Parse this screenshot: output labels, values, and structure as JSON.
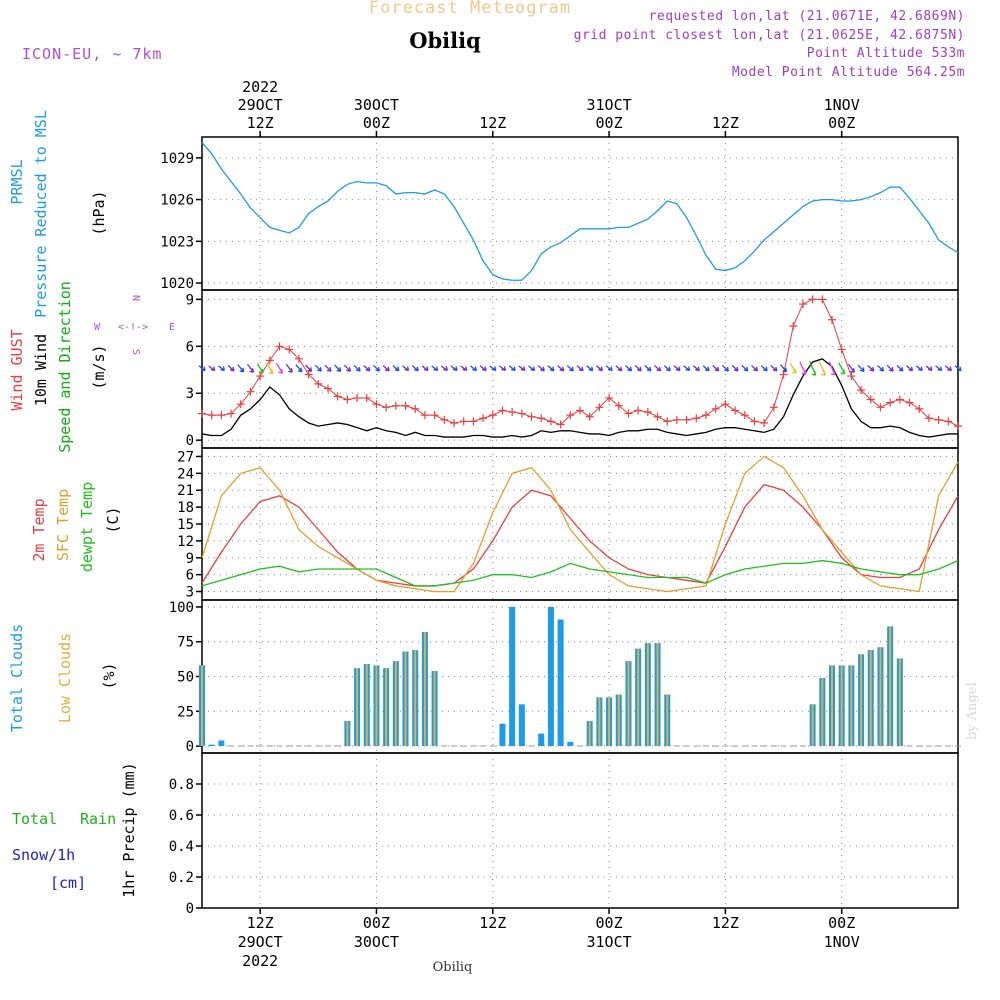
{
  "header": {
    "title": "Forecast Meteogram",
    "station": "Obiliq",
    "model": "ICON-EU, ~ 7km",
    "requested": "requested lon,lat (21.0671E, 42.6869N)",
    "gridpoint": "grid point closest lon,lat (21.0625E, 42.6875N)",
    "point_alt": "Point Altitude 533m",
    "model_alt": "Model Point Altitude 564.25m",
    "watermark": "by Angel",
    "bottom_name": "Obiliq"
  },
  "colors": {
    "title": "#f0c890",
    "model": "#b050d0",
    "info": "#a040c0",
    "pressure": "#1e9be8",
    "gust": "#e84040",
    "wind": "#000000",
    "direction": "#10b010",
    "temp": "#e84040",
    "sfc": "#e0a030",
    "dewpt": "#20c020",
    "total_clouds": "#1e9be8",
    "low_clouds": "#e0b040",
    "rain": "#20b020",
    "snow": "#2020d0",
    "compass": "#b050d0"
  },
  "time_axis": {
    "top_year": "2022",
    "bottom_year": "2022",
    "ticks": [
      {
        "hour": 12,
        "time": "12Z",
        "date": "29OCT"
      },
      {
        "hour": 24,
        "time": "00Z",
        "date": "30OCT"
      },
      {
        "hour": 36,
        "time": "12Z",
        "date": ""
      },
      {
        "hour": 48,
        "time": "00Z",
        "date": "31OCT"
      },
      {
        "hour": 60,
        "time": "12Z",
        "date": ""
      },
      {
        "hour": 72,
        "time": "00Z",
        "date": "1NOV"
      }
    ]
  },
  "panel_labels": {
    "pressure": [
      "PRMSL",
      "Pressure Reduced to MSL"
    ],
    "pressure_unit": "(hPa)",
    "wind": [
      "Wind GUST",
      "10m Wind",
      "Speed and Direction"
    ],
    "wind_unit": "(m/s)",
    "compass": {
      "n": "N",
      "s": "S",
      "w": "W",
      "e": "E",
      "arrows": "<-!->"
    },
    "temp": [
      "2m Temp",
      "SFC Temp",
      "dewpt Temp"
    ],
    "temp_unit": "(C)",
    "clouds": [
      "Total Clouds",
      "Low Clouds"
    ],
    "clouds_unit": "(%)",
    "rain_left": [
      "Total",
      "Rain"
    ],
    "snow_left": [
      "Snow/1h",
      "[cm]"
    ],
    "precip_unit": "1hr Precip (mm)"
  },
  "chart_data": [
    {
      "type": "line",
      "name": "pressure",
      "ylabel": "(hPa)",
      "ylim": [
        1019.5,
        1030.5
      ],
      "yticks": [
        1020,
        1023,
        1026,
        1029
      ],
      "x": [
        6,
        7,
        8,
        9,
        10,
        11,
        12,
        13,
        14,
        15,
        16,
        17,
        18,
        19,
        20,
        21,
        22,
        23,
        24,
        25,
        26,
        27,
        28,
        29,
        30,
        31,
        32,
        33,
        34,
        35,
        36,
        37,
        38,
        39,
        40,
        41,
        42,
        43,
        44,
        45,
        46,
        47,
        48,
        49,
        50,
        51,
        52,
        53,
        54,
        55,
        56,
        57,
        58,
        59,
        60,
        61,
        62,
        63,
        64,
        65,
        66,
        67,
        68,
        69,
        70,
        71,
        72,
        73,
        74,
        75,
        76,
        77,
        78,
        79,
        80,
        81,
        82,
        83,
        84
      ],
      "series": [
        {
          "name": "PRMSL",
          "values": [
            1030.1,
            1029.3,
            1028.2,
            1027.3,
            1026.4,
            1025.4,
            1024.7,
            1024.0,
            1023.8,
            1023.6,
            1024.0,
            1025.0,
            1025.5,
            1025.9,
            1026.6,
            1027.1,
            1027.3,
            1027.2,
            1027.2,
            1027.0,
            1026.4,
            1026.5,
            1026.5,
            1026.4,
            1026.7,
            1026.4,
            1025.5,
            1024.3,
            1023.1,
            1021.6,
            1020.6,
            1020.3,
            1020.2,
            1020.2,
            1020.9,
            1022.1,
            1022.6,
            1022.9,
            1023.4,
            1023.9,
            1023.9,
            1023.9,
            1023.9,
            1024.0,
            1024.0,
            1024.3,
            1024.6,
            1025.2,
            1025.9,
            1025.7,
            1024.7,
            1023.4,
            1022.0,
            1021.0,
            1020.9,
            1021.1,
            1021.6,
            1022.3,
            1023.1,
            1023.7,
            1024.3,
            1024.9,
            1025.5,
            1025.9,
            1026.0,
            1026.0,
            1025.9,
            1025.9,
            1026.0,
            1026.2,
            1026.5,
            1026.9,
            1026.9,
            1026.1,
            1025.2,
            1024.3,
            1023.1,
            1022.6,
            1022.2
          ]
        }
      ]
    },
    {
      "type": "line",
      "name": "wind",
      "ylabel": "(m/s)",
      "ylim": [
        -0.5,
        9.6
      ],
      "yticks": [
        0,
        3,
        6,
        9
      ],
      "x": [
        6,
        7,
        8,
        9,
        10,
        11,
        12,
        13,
        14,
        15,
        16,
        17,
        18,
        19,
        20,
        21,
        22,
        23,
        24,
        25,
        26,
        27,
        28,
        29,
        30,
        31,
        32,
        33,
        34,
        35,
        36,
        37,
        38,
        39,
        40,
        41,
        42,
        43,
        44,
        45,
        46,
        47,
        48,
        49,
        50,
        51,
        52,
        53,
        54,
        55,
        56,
        57,
        58,
        59,
        60,
        61,
        62,
        63,
        64,
        65,
        66,
        67,
        68,
        69,
        70,
        71,
        72,
        73,
        74,
        75,
        76,
        77,
        78,
        79,
        80,
        81,
        82,
        83,
        84
      ],
      "series": [
        {
          "name": "Wind GUST",
          "values": [
            1.7,
            1.6,
            1.6,
            1.7,
            2.3,
            3.1,
            4.1,
            5.1,
            6.0,
            5.8,
            5.2,
            4.2,
            3.6,
            3.3,
            2.8,
            2.6,
            2.7,
            2.7,
            2.3,
            2.1,
            2.2,
            2.2,
            2.0,
            1.6,
            1.6,
            1.3,
            1.1,
            1.2,
            1.2,
            1.4,
            1.6,
            1.9,
            1.8,
            1.7,
            1.5,
            1.4,
            1.2,
            1.0,
            1.6,
            1.9,
            1.5,
            2.1,
            2.7,
            2.2,
            1.7,
            1.9,
            1.8,
            1.5,
            1.2,
            1.3,
            1.3,
            1.4,
            1.6,
            2.0,
            2.3,
            1.9,
            1.6,
            1.2,
            1.1,
            2.1,
            4.2,
            7.3,
            8.7,
            9.0,
            9.0,
            7.7,
            5.8,
            4.1,
            3.2,
            2.6,
            2.1,
            2.4,
            2.6,
            2.4,
            2.0,
            1.4,
            1.3,
            1.2,
            0.9
          ]
        },
        {
          "name": "10m Wind",
          "values": [
            0.4,
            0.3,
            0.3,
            0.7,
            1.6,
            2.0,
            2.6,
            3.4,
            2.9,
            2.0,
            1.5,
            1.1,
            0.9,
            1.0,
            1.1,
            1.0,
            0.8,
            0.6,
            0.8,
            0.6,
            0.5,
            0.3,
            0.5,
            0.3,
            0.3,
            0.2,
            0.2,
            0.2,
            0.3,
            0.3,
            0.2,
            0.2,
            0.3,
            0.2,
            0.3,
            0.6,
            0.5,
            0.6,
            0.6,
            0.5,
            0.4,
            0.4,
            0.3,
            0.5,
            0.6,
            0.6,
            0.7,
            0.7,
            0.5,
            0.4,
            0.3,
            0.4,
            0.5,
            0.7,
            0.8,
            0.8,
            0.7,
            0.6,
            0.5,
            0.7,
            1.5,
            2.9,
            4.1,
            5.0,
            5.2,
            4.7,
            3.5,
            2.0,
            1.2,
            0.8,
            0.8,
            0.9,
            0.8,
            0.5,
            0.3,
            0.2,
            0.3,
            0.4,
            0.4
          ]
        }
      ]
    },
    {
      "type": "line",
      "name": "temperature",
      "ylabel": "(C)",
      "ylim": [
        1.5,
        28.5
      ],
      "yticks": [
        3,
        6,
        9,
        12,
        15,
        18,
        21,
        24,
        27
      ],
      "x": [
        6,
        8,
        10,
        12,
        14,
        16,
        18,
        20,
        22,
        24,
        26,
        28,
        30,
        32,
        34,
        36,
        38,
        40,
        42,
        44,
        46,
        48,
        50,
        52,
        54,
        56,
        58,
        60,
        62,
        64,
        66,
        68,
        70,
        72,
        74,
        76,
        78,
        80,
        82,
        84
      ],
      "series": [
        {
          "name": "2m Temp",
          "values": [
            4.5,
            10,
            15,
            19,
            20,
            18,
            14,
            10,
            7,
            5,
            4.5,
            4,
            4,
            4.5,
            7,
            12,
            18,
            21,
            20,
            16,
            12,
            9,
            7,
            6,
            5.5,
            5,
            4.5,
            11,
            18,
            22,
            21,
            18,
            14,
            9,
            6,
            5.5,
            5.5,
            7,
            14,
            20
          ]
        },
        {
          "name": "SFC Temp",
          "values": [
            9,
            20,
            24,
            25,
            21,
            14,
            11,
            9,
            7,
            5,
            4,
            3.5,
            3,
            3,
            8,
            17,
            24,
            25,
            21,
            14,
            10,
            6,
            4,
            3.5,
            3,
            3.5,
            4,
            15,
            24,
            27,
            25,
            20,
            14,
            10,
            6,
            4,
            3.5,
            3,
            20,
            26
          ]
        },
        {
          "name": "dewpt Temp",
          "values": [
            4,
            5,
            6,
            7,
            7.5,
            6.5,
            7,
            7,
            7,
            7,
            5.5,
            4,
            4,
            4.5,
            5,
            6,
            6,
            5.5,
            6.5,
            8,
            7,
            6.5,
            6,
            5.5,
            5.5,
            5.5,
            4.5,
            6,
            7,
            7.5,
            8,
            8,
            8.5,
            8,
            7,
            6.5,
            6,
            6,
            7,
            8.5
          ]
        }
      ]
    },
    {
      "type": "bar",
      "name": "clouds",
      "ylabel": "(%)",
      "ylim": [
        -5,
        105
      ],
      "yticks": [
        0,
        25,
        50,
        75,
        100
      ],
      "x": [
        6,
        7,
        8,
        9,
        10,
        11,
        12,
        13,
        14,
        15,
        16,
        17,
        18,
        19,
        20,
        21,
        22,
        23,
        24,
        25,
        26,
        27,
        28,
        29,
        30,
        31,
        32,
        33,
        34,
        35,
        36,
        37,
        38,
        39,
        40,
        41,
        42,
        43,
        44,
        45,
        46,
        47,
        48,
        49,
        50,
        51,
        52,
        53,
        54,
        55,
        56,
        57,
        58,
        59,
        60,
        61,
        62,
        63,
        64,
        65,
        66,
        67,
        68,
        69,
        70,
        71,
        72,
        73,
        74,
        75,
        76,
        77,
        78,
        79,
        80,
        81,
        82,
        83,
        84
      ],
      "series": [
        {
          "name": "Total Clouds",
          "values": [
            58,
            1,
            4,
            0,
            0,
            0,
            0,
            0,
            0,
            0,
            0,
            0,
            0,
            0,
            0,
            18,
            56,
            59,
            58,
            56,
            61,
            68,
            69,
            82,
            54,
            0,
            0,
            0,
            0,
            0,
            0,
            16,
            100,
            30,
            0,
            9,
            100,
            91,
            3,
            0,
            18,
            35,
            35,
            37,
            61,
            70,
            74,
            74,
            37,
            0,
            0,
            0,
            0,
            0,
            0,
            0,
            0,
            0,
            0,
            0,
            0,
            0,
            0,
            30,
            49,
            58,
            58,
            58,
            66,
            69,
            71,
            86,
            63,
            0,
            0,
            0,
            0,
            0,
            0
          ]
        },
        {
          "name": "Low Clouds",
          "values": [
            58,
            0,
            0,
            0,
            0,
            0,
            0,
            0,
            0,
            0,
            0,
            0,
            0,
            0,
            0,
            18,
            56,
            59,
            58,
            56,
            61,
            68,
            69,
            82,
            54,
            0,
            0,
            0,
            0,
            0,
            0,
            0,
            0,
            0,
            0,
            0,
            0,
            0,
            0,
            0,
            18,
            35,
            35,
            37,
            61,
            70,
            74,
            74,
            37,
            0,
            0,
            0,
            0,
            0,
            0,
            0,
            0,
            0,
            0,
            0,
            0,
            0,
            0,
            30,
            49,
            58,
            58,
            58,
            66,
            69,
            71,
            86,
            63,
            0,
            0,
            0,
            0,
            0,
            0
          ]
        }
      ]
    },
    {
      "type": "bar",
      "name": "precipitation",
      "ylabel": "1hr Precip (mm)",
      "ylim": [
        0,
        1
      ],
      "yticks": [
        0,
        0.2,
        0.4,
        0.6,
        0.8
      ],
      "ytick_labels": [
        "0",
        "0.2",
        "0.4",
        "0.6",
        "0.8"
      ],
      "series": [
        {
          "name": "Rain",
          "values": []
        },
        {
          "name": "Snow/1h",
          "values": []
        }
      ]
    }
  ]
}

Work to complete:
Copy, from the material above, each line in which the string "date" occurs.

Correct result:
        "date": "29OCT"
        "date": "30OCT"
        "date": ""
        "date": "31OCT"
        "date": ""
        "date": "1NOV"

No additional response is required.